Extracted records
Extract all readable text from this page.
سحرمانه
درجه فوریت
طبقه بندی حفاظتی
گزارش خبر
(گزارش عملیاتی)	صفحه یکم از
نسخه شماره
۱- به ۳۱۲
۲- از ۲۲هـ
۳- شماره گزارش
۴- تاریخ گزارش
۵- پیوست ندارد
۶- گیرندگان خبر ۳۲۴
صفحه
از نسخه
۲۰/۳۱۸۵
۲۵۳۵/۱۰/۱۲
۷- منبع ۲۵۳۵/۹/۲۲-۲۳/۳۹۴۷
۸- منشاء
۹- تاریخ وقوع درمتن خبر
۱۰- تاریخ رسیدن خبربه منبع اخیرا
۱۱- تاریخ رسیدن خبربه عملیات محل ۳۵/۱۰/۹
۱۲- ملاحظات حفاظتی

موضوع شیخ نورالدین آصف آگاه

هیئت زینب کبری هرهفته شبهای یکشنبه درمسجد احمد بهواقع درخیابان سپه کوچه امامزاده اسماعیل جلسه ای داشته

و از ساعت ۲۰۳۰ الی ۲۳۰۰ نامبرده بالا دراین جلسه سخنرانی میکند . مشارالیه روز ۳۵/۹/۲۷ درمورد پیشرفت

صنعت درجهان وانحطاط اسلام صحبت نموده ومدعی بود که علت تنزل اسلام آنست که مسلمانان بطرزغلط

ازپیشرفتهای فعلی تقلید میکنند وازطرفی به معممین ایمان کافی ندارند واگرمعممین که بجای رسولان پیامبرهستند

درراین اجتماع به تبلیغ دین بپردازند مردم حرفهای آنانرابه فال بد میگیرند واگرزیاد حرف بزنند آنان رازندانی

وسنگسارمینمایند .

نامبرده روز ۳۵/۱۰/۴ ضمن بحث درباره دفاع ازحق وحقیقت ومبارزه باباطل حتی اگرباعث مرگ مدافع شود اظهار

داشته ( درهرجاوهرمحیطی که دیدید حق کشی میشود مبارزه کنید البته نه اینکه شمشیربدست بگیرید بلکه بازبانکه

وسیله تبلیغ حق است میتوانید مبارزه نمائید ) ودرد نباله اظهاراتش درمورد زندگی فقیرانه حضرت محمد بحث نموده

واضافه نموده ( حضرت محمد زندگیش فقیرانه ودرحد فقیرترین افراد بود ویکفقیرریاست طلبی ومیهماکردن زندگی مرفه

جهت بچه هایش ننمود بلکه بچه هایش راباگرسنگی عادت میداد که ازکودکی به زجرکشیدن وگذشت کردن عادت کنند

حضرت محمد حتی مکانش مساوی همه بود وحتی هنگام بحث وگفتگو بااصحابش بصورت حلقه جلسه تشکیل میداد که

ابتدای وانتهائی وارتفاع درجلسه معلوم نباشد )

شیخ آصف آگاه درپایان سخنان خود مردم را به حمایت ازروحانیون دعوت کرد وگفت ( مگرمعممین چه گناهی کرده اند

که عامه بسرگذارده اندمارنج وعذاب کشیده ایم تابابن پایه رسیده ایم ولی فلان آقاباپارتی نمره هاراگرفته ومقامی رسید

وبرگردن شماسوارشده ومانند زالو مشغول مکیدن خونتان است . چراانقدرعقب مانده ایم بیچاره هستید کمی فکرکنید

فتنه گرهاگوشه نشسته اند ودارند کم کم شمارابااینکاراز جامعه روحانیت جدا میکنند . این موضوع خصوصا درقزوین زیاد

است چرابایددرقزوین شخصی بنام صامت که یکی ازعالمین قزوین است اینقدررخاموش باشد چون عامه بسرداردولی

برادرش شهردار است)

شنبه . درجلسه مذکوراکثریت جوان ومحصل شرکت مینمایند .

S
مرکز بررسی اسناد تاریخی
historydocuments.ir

** Task details **
In the listing, find all lines with the string "مردم" and copy them.

** Result of this task **
درراین اجتماع به تبلیغ دین بپردازند مردم حرفهای آنانرابه فال بد میگیرند واگرزیاد حرف بزنند آنان رازندانی
شیخ آصف آگاه درپایان سخنان خود مردم را به حمایت ازروحانیون دعوت کرد وگفت ( مگرمعممین چه گناهی کرده اند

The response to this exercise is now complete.